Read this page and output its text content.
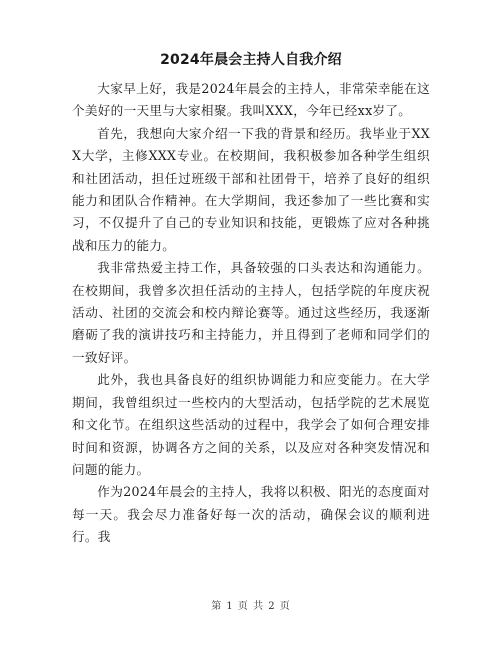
2024年晨会主持人自我介绍

大家早上好，我是2024年晨会的主持人，非常荣幸能在这个美好的一天里与大家相聚。我叫XXX，今年已经xx岁了。

首先，我想向大家介绍一下我的背景和经历。我毕业于XXX大学，主修XXX专业。在校期间，我积极参加各种学生组织和社团活动，担任过班级干部和社团骨干，培养了良好的组织能力和团队合作精神。在大学期间，我还参加了一些比赛和实习，不仅提升了自己的专业知识和技能，更锻炼了应对各种挑战和压力的能力。

我非常热爱主持工作，具备较强的口头表达和沟通能力。在校期间，我曾多次担任活动的主持人，包括学院的年度庆祝活动、社团的交流会和校内辩论赛等。通过这些经历，我逐渐磨砺了我的演讲技巧和主持能力，并且得到了老师和同学们的一致好评。

此外，我也具备良好的组织协调能力和应变能力。在大学期间，我曾组织过一些校内的大型活动，包括学院的艺术展览和文化节。在组织这些活动的过程中，我学会了如何合理安排时间和资源，协调各方之间的关系，以及应对各种突发情况和问题的能力。

作为2024年晨会的主持人，我将以积极、阳光的态度面对每一天。我会尽力准备好每一次的活动，确保会议的顺利进行。我

第 1 页 共 2 页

The problem:
Skip the pictures, then retype every line above exactly.

Output for this task:
Read this page and output its text content.
2024年晨会主持人自我介绍

大家早上好，我是2024年晨会的主持人，非常荣幸能在这个美好的一天里与大家相聚。我叫XXX，今年已经xx岁了。

首先，我想向大家介绍一下我的背景和经历。我毕业于XXX大学，主修XXX专业。在校期间，我积极参加各种学生组织和社团活动，担任过班级干部和社团骨干，培养了良好的组织能力和团队合作精神。在大学期间，我还参加了一些比赛和实习，不仅提升了自己的专业知识和技能，更锻炼了应对各种挑战和压力的能力。

我非常热爱主持工作，具备较强的口头表达和沟通能力。在校期间，我曾多次担任活动的主持人，包括学院的年度庆祝活动、社团的交流会和校内辩论赛等。通过这些经历，我逐渐磨砺了我的演讲技巧和主持能力，并且得到了老师和同学们的一致好评。

此外，我也具备良好的组织协调能力和应变能力。在大学期间，我曾组织过一些校内的大型活动，包括学院的艺术展览和文化节。在组织这些活动的过程中，我学会了如何合理安排时间和资源，协调各方之间的关系，以及应对各种突发情况和问题的能力。

作为2024年晨会的主持人，我将以积极、阳光的态度面对每一天。我会尽力准备好每一次的活动，确保会议的顺利进行。我

第 1 页 共 2 页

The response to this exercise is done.